Short exercise: Will you transcribe all the entries word for word, skipping the pictures they hold?

Data for processing:
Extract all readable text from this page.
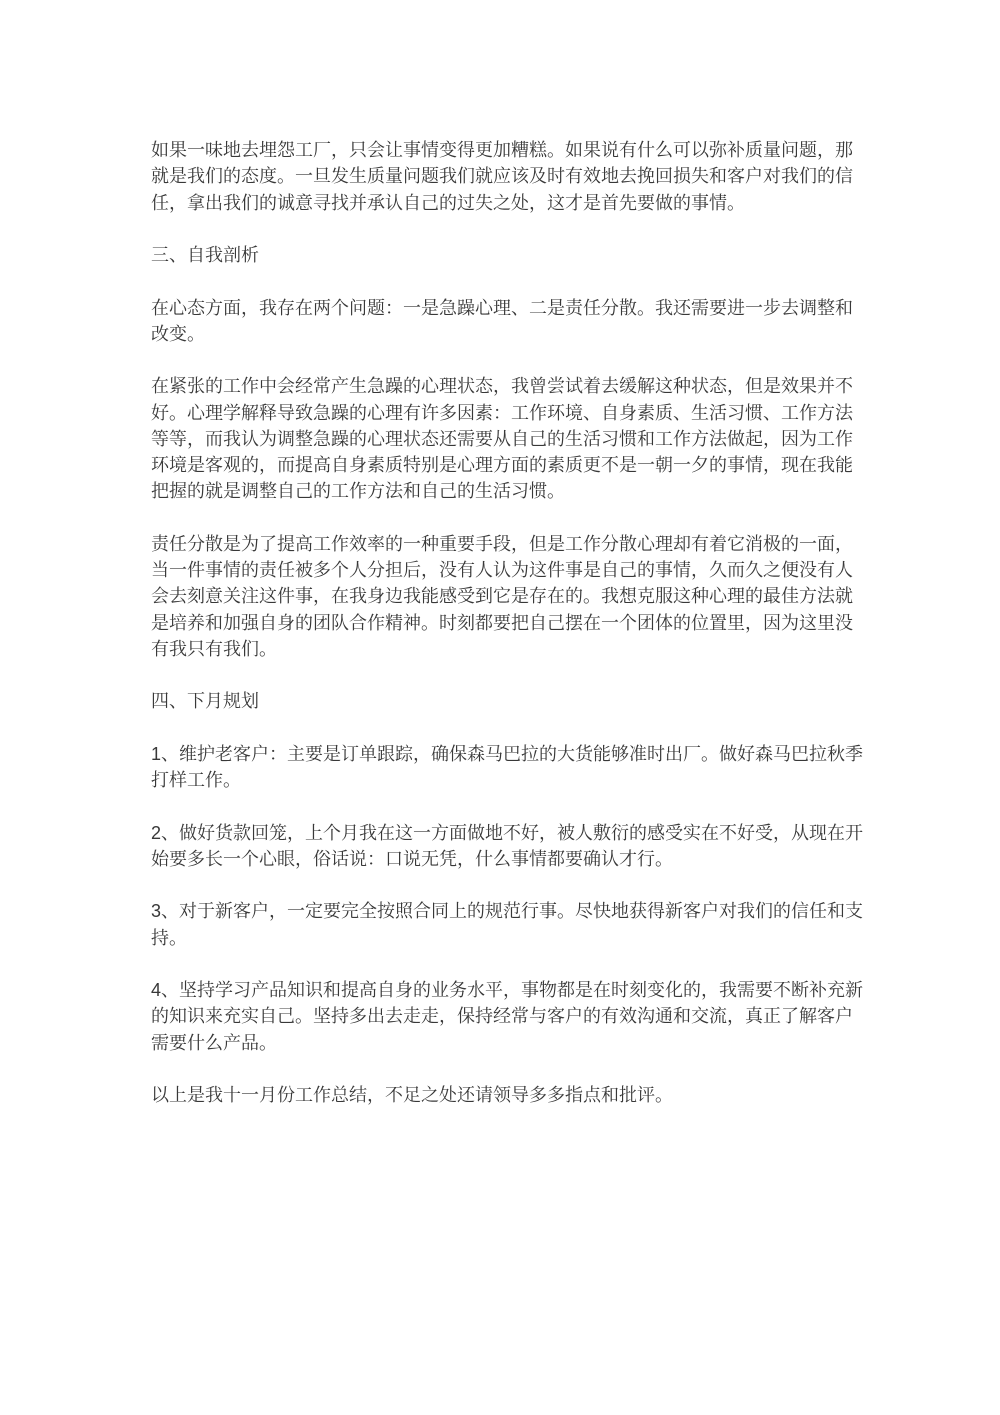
如果一味地去埋怨工厂，只会让事情变得更加糟糕。如果说有什么可以弥补质量问题，那就是我们的态度。一旦发生质量问题我们就应该及时有效地去挽回损失和客户对我们的信任，拿出我们的诚意寻找并承认自己的过失之处，这才是首先要做的事情。

三、自我剖析

在心态方面，我存在两个问题：一是急躁心理、二是责任分散。我还需要进一步去调整和改变。

在紧张的工作中会经常产生急躁的心理状态，我曾尝试着去缓解这种状态，但是效果并不好。心理学解释导致急躁的心理有许多因素：工作环境、自身素质、生活习惯、工作方法等等，而我认为调整急躁的心理状态还需要从自己的生活习惯和工作方法做起，因为工作环境是客观的，而提高自身素质特别是心理方面的素质更不是一朝一夕的事情，现在我能把握的就是调整自己的工作方法和自己的生活习惯。

责任分散是为了提高工作效率的一种重要手段，但是工作分散心理却有着它消极的一面，当一件事情的责任被多个人分担后，没有人认为这件事是自己的事情，久而久之便没有人会去刻意关注这件事，在我身边我能感受到它是存在的。我想克服这种心理的最佳方法就是培养和加强自身的团队合作精神。时刻都要把自己摆在一个团体的位置里，因为这里没有我只有我们。

四、下月规划

1、维护老客户：主要是订单跟踪，确保森马巴拉的大货能够准时出厂。做好森马巴拉秋季打样工作。

2、做好货款回笼，上个月我在这一方面做地不好，被人敷衍的感受实在不好受，从现在开始要多长一个心眼，俗话说：口说无凭，什么事情都要确认才行。

3、对于新客户，一定要完全按照合同上的规范行事。尽快地获得新客户对我们的信任和支持。

4、坚持学习产品知识和提高自身的业务水平，事物都是在时刻变化的，我需要不断补充新的知识来充实自己。坚持多出去走走，保持经常与客户的有效沟通和交流，真正了解客户需要什么产品。

以上是我十一月份工作总结，不足之处还请领导多多指点和批评。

Result for this task:
Extract all readable text from this page.
如果一味地去埋怨工厂，只会让事情变得更加糟糕。如果说有什么可以弥补质量问题，那就是我们的态度。一旦发生质量问题我们就应该及时有效地去挽回损失和客户对我们的信任，拿出我们的诚意寻找并承认自己的过失之处，这才是首先要做的事情。

三、自我剖析

在心态方面，我存在两个问题：一是急躁心理、二是责任分散。我还需要进一步去调整和改变。

在紧张的工作中会经常产生急躁的心理状态，我曾尝试着去缓解这种状态，但是效果并不好。心理学解释导致急躁的心理有许多因素：工作环境、自身素质、生活习惯、工作方法等等，而我认为调整急躁的心理状态还需要从自己的生活习惯和工作方法做起，因为工作环境是客观的，而提高自身素质特别是心理方面的素质更不是一朝一夕的事情，现在我能把握的就是调整自己的工作方法和自己的生活习惯。

责任分散是为了提高工作效率的一种重要手段，但是工作分散心理却有着它消极的一面，当一件事情的责任被多个人分担后，没有人认为这件事是自己的事情，久而久之便没有人会去刻意关注这件事，在我身边我能感受到它是存在的。我想克服这种心理的最佳方法就是培养和加强自身的团队合作精神。时刻都要把自己摆在一个团体的位置里，因为这里没有我只有我们。

四、下月规划

1、维护老客户：主要是订单跟踪，确保森马巴拉的大货能够准时出厂。做好森马巴拉秋季打样工作。

2、做好货款回笼，上个月我在这一方面做地不好，被人敷衍的感受实在不好受，从现在开始要多长一个心眼，俗话说：口说无凭，什么事情都要确认才行。

3、对于新客户，一定要完全按照合同上的规范行事。尽快地获得新客户对我们的信任和支持。

4、坚持学习产品知识和提高自身的业务水平，事物都是在时刻变化的，我需要不断补充新的知识来充实自己。坚持多出去走走，保持经常与客户的有效沟通和交流，真正了解客户需要什么产品。

以上是我十一月份工作总结，不足之处还请领导多多指点和批评。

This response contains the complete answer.